• _Exercise aim_: Please repeat all of the records below word for word, leaving the pictures out of your answer.

-- start Information given --

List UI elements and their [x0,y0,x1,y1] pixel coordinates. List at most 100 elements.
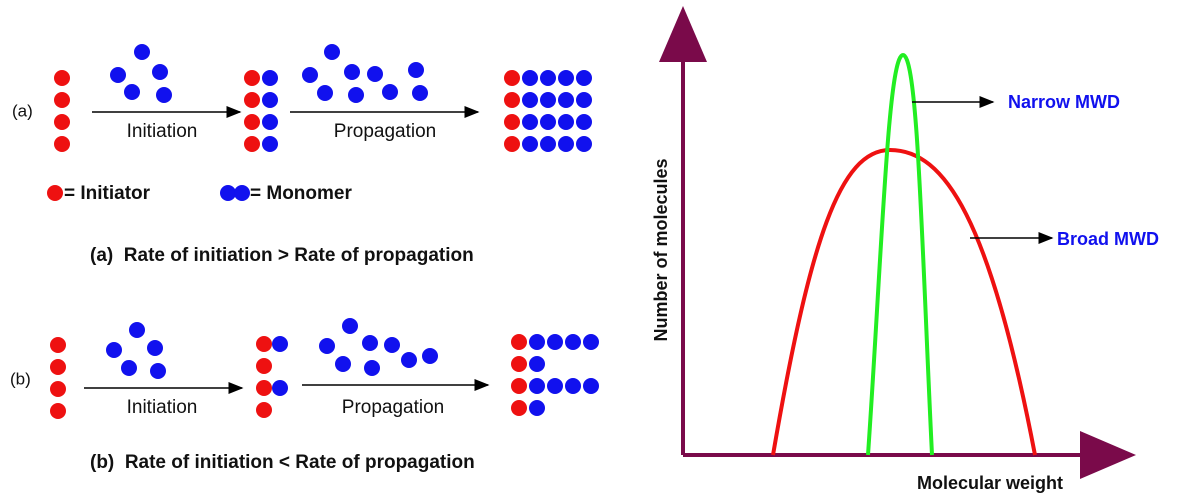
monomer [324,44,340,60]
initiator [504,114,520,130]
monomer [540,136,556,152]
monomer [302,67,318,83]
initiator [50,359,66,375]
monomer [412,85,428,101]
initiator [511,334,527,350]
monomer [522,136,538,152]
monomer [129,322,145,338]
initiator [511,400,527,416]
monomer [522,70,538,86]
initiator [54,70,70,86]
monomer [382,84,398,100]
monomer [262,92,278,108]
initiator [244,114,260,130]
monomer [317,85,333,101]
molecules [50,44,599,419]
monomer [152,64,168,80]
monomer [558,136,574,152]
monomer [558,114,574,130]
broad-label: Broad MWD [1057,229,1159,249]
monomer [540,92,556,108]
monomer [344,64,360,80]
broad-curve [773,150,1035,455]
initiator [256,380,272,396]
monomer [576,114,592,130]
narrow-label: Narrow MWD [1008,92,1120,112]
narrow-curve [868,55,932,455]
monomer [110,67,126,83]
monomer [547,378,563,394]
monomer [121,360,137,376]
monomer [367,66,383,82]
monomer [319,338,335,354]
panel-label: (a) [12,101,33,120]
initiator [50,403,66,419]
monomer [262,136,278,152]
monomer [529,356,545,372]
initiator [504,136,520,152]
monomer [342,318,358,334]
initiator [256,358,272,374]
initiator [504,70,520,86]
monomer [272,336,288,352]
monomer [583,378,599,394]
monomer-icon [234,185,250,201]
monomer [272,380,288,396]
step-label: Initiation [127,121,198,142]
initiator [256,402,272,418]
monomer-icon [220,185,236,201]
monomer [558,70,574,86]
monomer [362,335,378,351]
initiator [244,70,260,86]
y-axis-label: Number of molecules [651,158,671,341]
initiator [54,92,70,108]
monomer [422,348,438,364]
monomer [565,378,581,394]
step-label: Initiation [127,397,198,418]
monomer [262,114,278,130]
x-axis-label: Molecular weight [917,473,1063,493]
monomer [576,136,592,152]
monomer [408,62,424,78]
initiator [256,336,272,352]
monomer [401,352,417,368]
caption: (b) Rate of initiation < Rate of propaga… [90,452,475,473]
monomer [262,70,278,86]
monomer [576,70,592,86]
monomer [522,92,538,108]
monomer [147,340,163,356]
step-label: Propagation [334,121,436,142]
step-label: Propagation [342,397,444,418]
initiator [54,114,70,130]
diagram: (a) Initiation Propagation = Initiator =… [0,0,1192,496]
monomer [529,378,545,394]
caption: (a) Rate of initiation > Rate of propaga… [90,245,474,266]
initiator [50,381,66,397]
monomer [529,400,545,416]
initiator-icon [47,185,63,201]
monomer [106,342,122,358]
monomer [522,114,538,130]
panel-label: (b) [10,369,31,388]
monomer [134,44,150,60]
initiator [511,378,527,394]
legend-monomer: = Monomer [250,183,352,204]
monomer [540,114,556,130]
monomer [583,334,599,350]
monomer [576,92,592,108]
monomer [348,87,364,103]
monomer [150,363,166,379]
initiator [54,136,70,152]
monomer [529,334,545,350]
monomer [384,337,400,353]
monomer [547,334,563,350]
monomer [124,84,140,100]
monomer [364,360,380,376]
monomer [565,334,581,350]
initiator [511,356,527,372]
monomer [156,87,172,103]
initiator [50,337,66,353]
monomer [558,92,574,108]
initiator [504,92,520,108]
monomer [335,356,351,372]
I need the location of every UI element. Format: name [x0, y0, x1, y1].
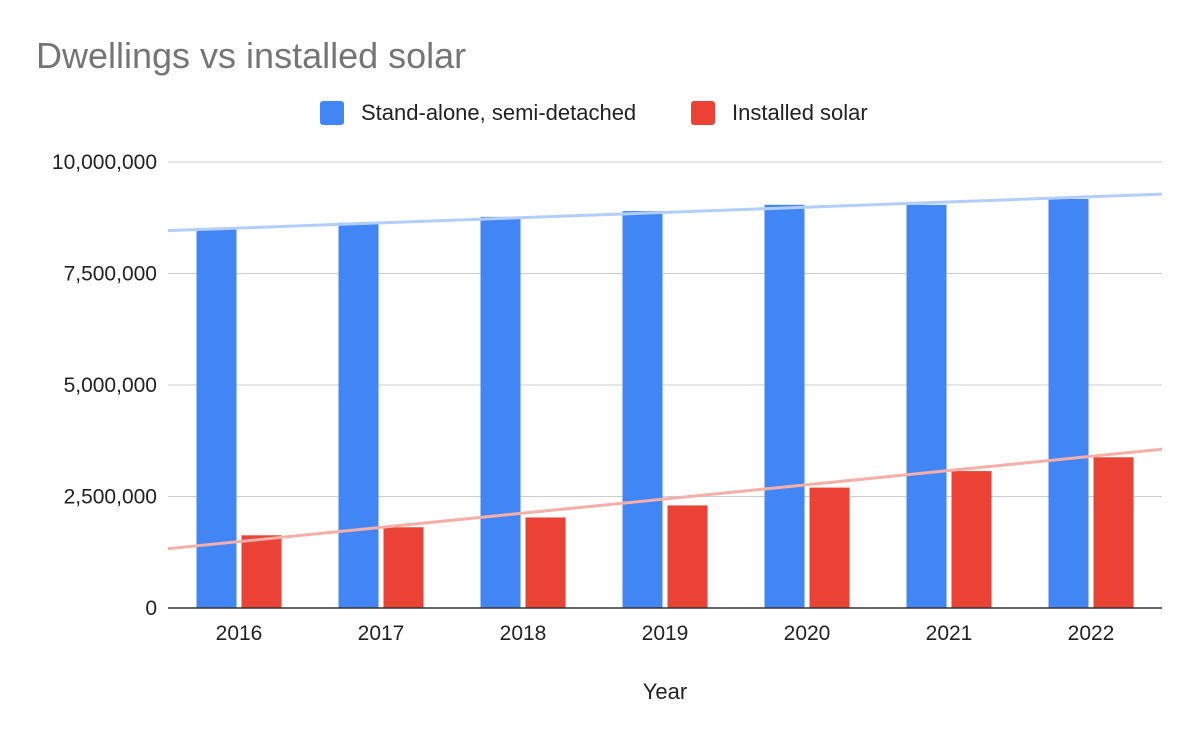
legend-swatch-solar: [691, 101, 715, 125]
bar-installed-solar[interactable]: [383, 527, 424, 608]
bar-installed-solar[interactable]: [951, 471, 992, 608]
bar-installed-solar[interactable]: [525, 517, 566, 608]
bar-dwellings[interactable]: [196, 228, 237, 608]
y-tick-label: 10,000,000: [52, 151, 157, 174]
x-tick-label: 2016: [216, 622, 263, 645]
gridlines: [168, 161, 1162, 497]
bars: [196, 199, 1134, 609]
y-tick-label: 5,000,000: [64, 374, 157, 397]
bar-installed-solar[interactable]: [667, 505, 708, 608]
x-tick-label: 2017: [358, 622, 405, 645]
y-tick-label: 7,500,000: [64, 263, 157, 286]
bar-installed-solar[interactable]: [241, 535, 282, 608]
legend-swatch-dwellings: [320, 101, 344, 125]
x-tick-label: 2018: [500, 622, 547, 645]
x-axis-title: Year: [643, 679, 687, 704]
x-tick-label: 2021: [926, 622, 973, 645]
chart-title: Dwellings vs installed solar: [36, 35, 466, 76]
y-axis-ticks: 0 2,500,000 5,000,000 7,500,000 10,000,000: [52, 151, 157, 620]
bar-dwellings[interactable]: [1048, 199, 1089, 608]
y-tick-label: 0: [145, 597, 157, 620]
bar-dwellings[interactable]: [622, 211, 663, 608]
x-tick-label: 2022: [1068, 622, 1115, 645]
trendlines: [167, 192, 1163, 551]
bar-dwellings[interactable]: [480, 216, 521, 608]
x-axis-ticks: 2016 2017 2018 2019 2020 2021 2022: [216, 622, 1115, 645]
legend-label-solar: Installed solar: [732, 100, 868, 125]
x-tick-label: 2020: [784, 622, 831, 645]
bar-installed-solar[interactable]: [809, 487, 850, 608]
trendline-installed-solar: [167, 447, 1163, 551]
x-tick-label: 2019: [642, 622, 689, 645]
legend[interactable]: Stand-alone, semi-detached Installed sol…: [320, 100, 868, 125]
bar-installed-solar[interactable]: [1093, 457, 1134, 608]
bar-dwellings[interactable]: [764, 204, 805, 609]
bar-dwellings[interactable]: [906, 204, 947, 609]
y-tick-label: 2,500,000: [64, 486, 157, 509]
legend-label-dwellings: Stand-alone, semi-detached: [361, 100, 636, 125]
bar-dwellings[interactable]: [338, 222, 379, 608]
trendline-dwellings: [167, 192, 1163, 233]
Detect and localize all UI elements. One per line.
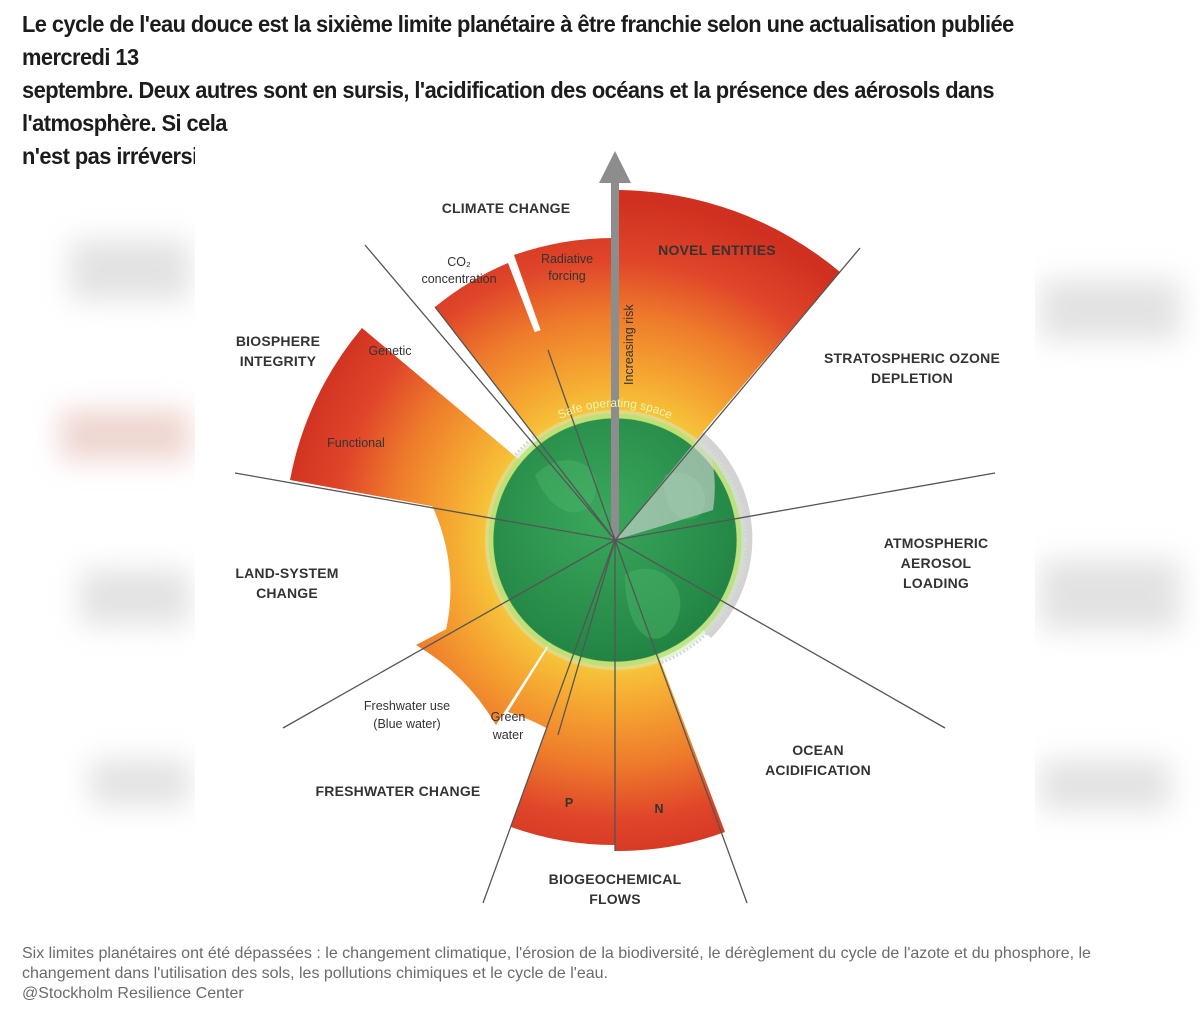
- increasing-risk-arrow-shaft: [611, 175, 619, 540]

-- end Information given --

• _Problem solution_:
List UI elements and their [x0,y0,x1,y1] pixel coordinates. List at most 100 elements.
monomer [324,44,340,60]
initiator [504,114,520,130]
monomer [540,136,556,152]
monomer [302,67,318,83]
initiator [50,359,66,375]
monomer [412,85,428,101]
initiator [511,334,527,350]
monomer [522,136,538,152]
monomer [129,322,145,338]
initiator [511,400,527,416]
monomer [522,70,538,86]
initiator [54,70,70,86]
monomer [382,84,398,100]
monomer [262,92,278,108]
initiator [244,114,260,130]
monomer [317,85,333,101]
molecules [50,44,599,419]
monomer [152,64,168,80]
monomer [558,136,574,152]
monomer [558,114,574,130]
broad-label: Broad MWD [1057,229,1159,249]
monomer [540,92,556,108]
monomer [344,64,360,80]
broad-curve [773,150,1035,455]
initiator [256,380,272,396]
monomer [576,114,592,130]
narrow-label: Narrow MWD [1008,92,1120,112]
narrow-curve [868,55,932,455]
monomer [110,67,126,83]
monomer [547,378,563,394]
monomer [121,360,137,376]
monomer [367,66,383,82]
monomer [319,338,335,354]
panel-label: (a) [12,101,33,120]
initiator [50,403,66,419]
monomer [262,136,278,152]
monomer [529,356,545,372]
initiator [504,136,520,152]
monomer [342,318,358,334]
initiator [256,358,272,374]
initiator [504,70,520,86]
monomer [272,336,288,352]
monomer [583,378,599,394]
monomer-icon [234,185,250,201]
monomer [272,380,288,396]
step-label: Initiation [127,121,198,142]
initiator [256,402,272,418]
monomer-icon [220,185,236,201]
monomer [558,70,574,86]
monomer [362,335,378,351]
initiator [244,70,260,86]
y-axis-label: Number of molecules [651,158,671,341]
initiator [54,92,70,108]
monomer [422,348,438,364]
monomer [565,378,581,394]
step-label: Initiation [127,397,198,418]
monomer [262,114,278,130]
x-axis-label: Molecular weight [917,473,1063,493]
monomer [576,136,592,152]
monomer [408,62,424,78]
initiator [256,336,272,352]
monomer [401,352,417,368]
caption: (b) Rate of initiation < Rate of propaga… [90,452,475,473]
monomer [262,70,278,86]
monomer [576,70,592,86]
monomer [522,92,538,108]
monomer [147,340,163,356]
step-label: Propagation [334,121,436,142]
step-label: Propagation [342,397,444,418]
initiator [54,114,70,130]
diagram: (a) Initiation Propagation = Initiator =… [0,0,1192,496]
monomer [529,378,545,394]
caption: (a) Rate of initiation > Rate of propaga… [90,245,474,266]
initiator [50,381,66,397]
monomer [529,400,545,416]
initiator-icon [47,185,63,201]
monomer [106,342,122,358]
monomer [522,114,538,130]
panel-label: (b) [10,369,31,388]
monomer [134,44,150,60]
initiator [511,378,527,394]
legend-monomer: = Monomer [250,183,352,204]
monomer [540,114,556,130]
monomer [583,334,599,350]
monomer [576,92,592,108]
monomer [348,87,364,103]
monomer [150,363,166,379]
initiator [54,136,70,152]
monomer [529,334,545,350]
monomer [384,337,400,353]
monomer [547,334,563,350]
monomer [124,84,140,100]
monomer [364,360,380,376]
monomer [565,334,581,350]
initiator [511,356,527,372]
monomer [156,87,172,103]
initiator [50,337,66,353]
monomer [558,92,574,108]
initiator [504,92,520,108]
monomer [335,356,351,372]
I need the location of every UI element. Format: name [x0, y0, x1, y1].
legend-swatch-solar: [691, 101, 715, 125]
bar-installed-solar[interactable]: [383, 527, 424, 608]
bar-installed-solar[interactable]: [951, 471, 992, 608]
bar-installed-solar[interactable]: [525, 517, 566, 608]
bar-dwellings[interactable]: [196, 228, 237, 608]
y-tick-label: 10,000,000: [52, 151, 157, 174]
x-tick-label: 2016: [216, 622, 263, 645]
gridlines: [168, 161, 1162, 497]
bars: [196, 199, 1134, 609]
y-tick-label: 5,000,000: [64, 374, 157, 397]
bar-installed-solar[interactable]: [667, 505, 708, 608]
x-tick-label: 2017: [358, 622, 405, 645]
y-tick-label: 7,500,000: [64, 263, 157, 286]
bar-installed-solar[interactable]: [241, 535, 282, 608]
legend-swatch-dwellings: [320, 101, 344, 125]
x-tick-label: 2018: [500, 622, 547, 645]
x-axis-title: Year: [643, 679, 687, 704]
x-tick-label: 2021: [926, 622, 973, 645]
chart-title: Dwellings vs installed solar: [36, 35, 466, 76]
y-axis-ticks: 0 2,500,000 5,000,000 7,500,000 10,000,000: [52, 151, 157, 620]
bar-dwellings[interactable]: [1048, 199, 1089, 608]
y-tick-label: 0: [145, 597, 157, 620]
bar-dwellings[interactable]: [622, 211, 663, 608]
x-tick-label: 2022: [1068, 622, 1115, 645]
trendlines: [167, 192, 1163, 551]
bar-dwellings[interactable]: [480, 216, 521, 608]
x-axis-ticks: 2016 2017 2018 2019 2020 2021 2022: [216, 622, 1115, 645]
legend-label-solar: Installed solar: [732, 100, 868, 125]
x-tick-label: 2020: [784, 622, 831, 645]
bar-installed-solar[interactable]: [809, 487, 850, 608]
trendline-installed-solar: [167, 447, 1163, 551]
x-tick-label: 2019: [642, 622, 689, 645]
legend[interactable]: Stand-alone, semi-detached Installed sol…: [320, 100, 868, 125]
bar-installed-solar[interactable]: [1093, 457, 1134, 608]
bar-dwellings[interactable]: [764, 204, 805, 609]
bar-dwellings[interactable]: [906, 204, 947, 609]
y-tick-label: 2,500,000: [64, 486, 157, 509]
legend-label-dwellings: Stand-alone, semi-detached: [361, 100, 636, 125]
bar-dwellings[interactable]: [338, 222, 379, 608]
trendline-dwellings: [167, 192, 1163, 233]
Detect and localize all UI elements. One per line.
- increasing-risk-arrow-shaft: [611, 175, 619, 540]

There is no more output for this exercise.